Objective: Extract every entry word for word. Skip the pictures.

Information provided:

○ ○ ○

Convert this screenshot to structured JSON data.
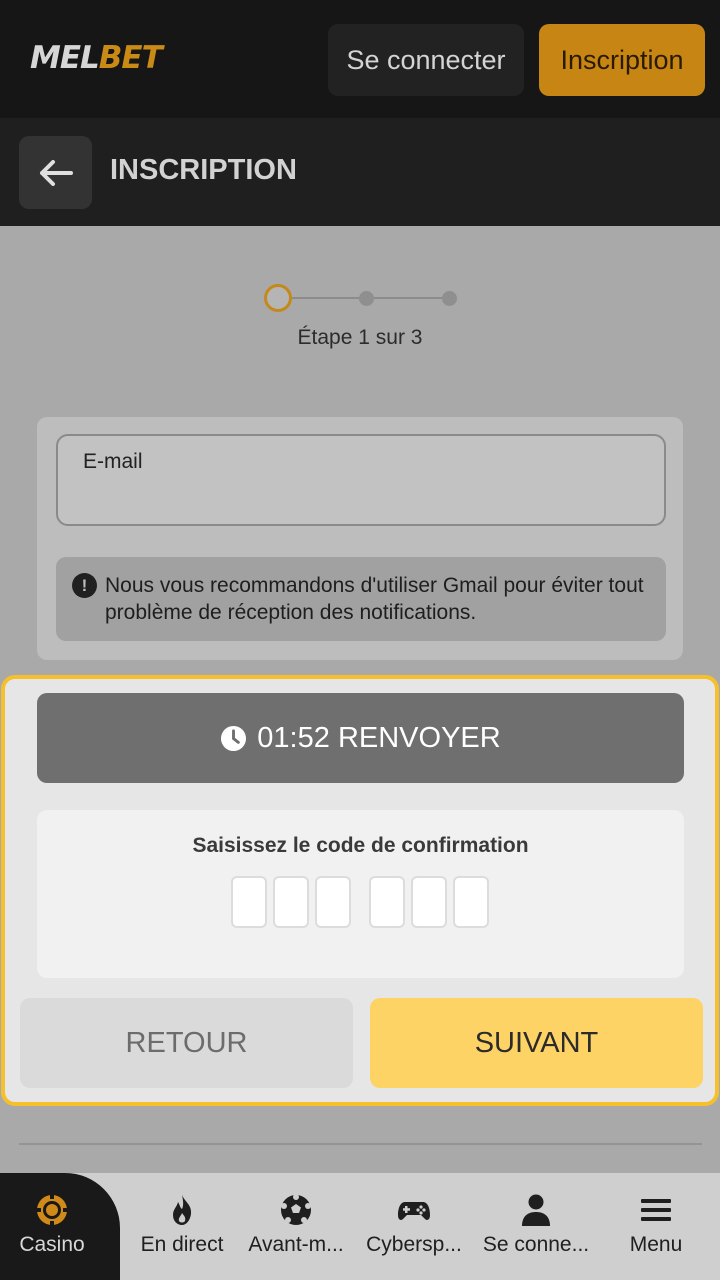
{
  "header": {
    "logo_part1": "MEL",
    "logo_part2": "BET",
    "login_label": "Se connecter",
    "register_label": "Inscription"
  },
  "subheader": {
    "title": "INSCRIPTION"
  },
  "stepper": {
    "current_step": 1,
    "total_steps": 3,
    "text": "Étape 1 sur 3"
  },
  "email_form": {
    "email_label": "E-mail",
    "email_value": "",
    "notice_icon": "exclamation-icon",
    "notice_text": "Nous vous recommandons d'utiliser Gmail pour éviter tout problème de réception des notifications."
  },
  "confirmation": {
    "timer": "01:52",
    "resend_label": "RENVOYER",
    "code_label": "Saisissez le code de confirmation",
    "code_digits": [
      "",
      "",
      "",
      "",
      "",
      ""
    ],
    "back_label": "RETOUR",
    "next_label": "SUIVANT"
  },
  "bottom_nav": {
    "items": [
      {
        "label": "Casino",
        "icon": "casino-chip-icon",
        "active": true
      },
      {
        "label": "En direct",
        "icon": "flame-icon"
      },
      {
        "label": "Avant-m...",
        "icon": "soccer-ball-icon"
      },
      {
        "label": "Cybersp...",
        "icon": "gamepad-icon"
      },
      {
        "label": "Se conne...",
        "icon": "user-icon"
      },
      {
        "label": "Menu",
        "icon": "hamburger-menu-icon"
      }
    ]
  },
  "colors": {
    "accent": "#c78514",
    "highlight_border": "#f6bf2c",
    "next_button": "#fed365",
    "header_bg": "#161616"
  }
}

○ ○ ○

Solution:
Convert this screenshot to structured JSON data.
{
  "header": {
    "logo_part1": "MEL",
    "logo_part2": "BET",
    "login_label": "Se connecter",
    "register_label": "Inscription"
  },
  "subheader": {
    "title": "INSCRIPTION"
  },
  "stepper": {
    "current_step": 1,
    "total_steps": 3,
    "text": "Étape 1 sur 3"
  },
  "email_form": {
    "email_label": "E-mail",
    "email_value": "",
    "notice_icon": "exclamation-icon",
    "notice_text": "Nous vous recommandons d'utiliser Gmail pour éviter tout problème de réception des notifications."
  },
  "confirmation": {
    "timer": "01:52",
    "resend_label": "RENVOYER",
    "code_label": "Saisissez le code de confirmation",
    "code_digits": [
      "",
      "",
      "",
      "",
      "",
      ""
    ],
    "back_label": "RETOUR",
    "next_label": "SUIVANT"
  },
  "bottom_nav": {
    "items": [
      {
        "label": "Casino",
        "icon": "casino-chip-icon",
        "active": true
      },
      {
        "label": "En direct",
        "icon": "flame-icon"
      },
      {
        "label": "Avant-m...",
        "icon": "soccer-ball-icon"
      },
      {
        "label": "Cybersp...",
        "icon": "gamepad-icon"
      },
      {
        "label": "Se conne...",
        "icon": "user-icon"
      },
      {
        "label": "Menu",
        "icon": "hamburger-menu-icon"
      }
    ]
  },
  "colors": {
    "accent": "#c78514",
    "highlight_border": "#f6bf2c",
    "next_button": "#fed365",
    "header_bg": "#161616"
  }
}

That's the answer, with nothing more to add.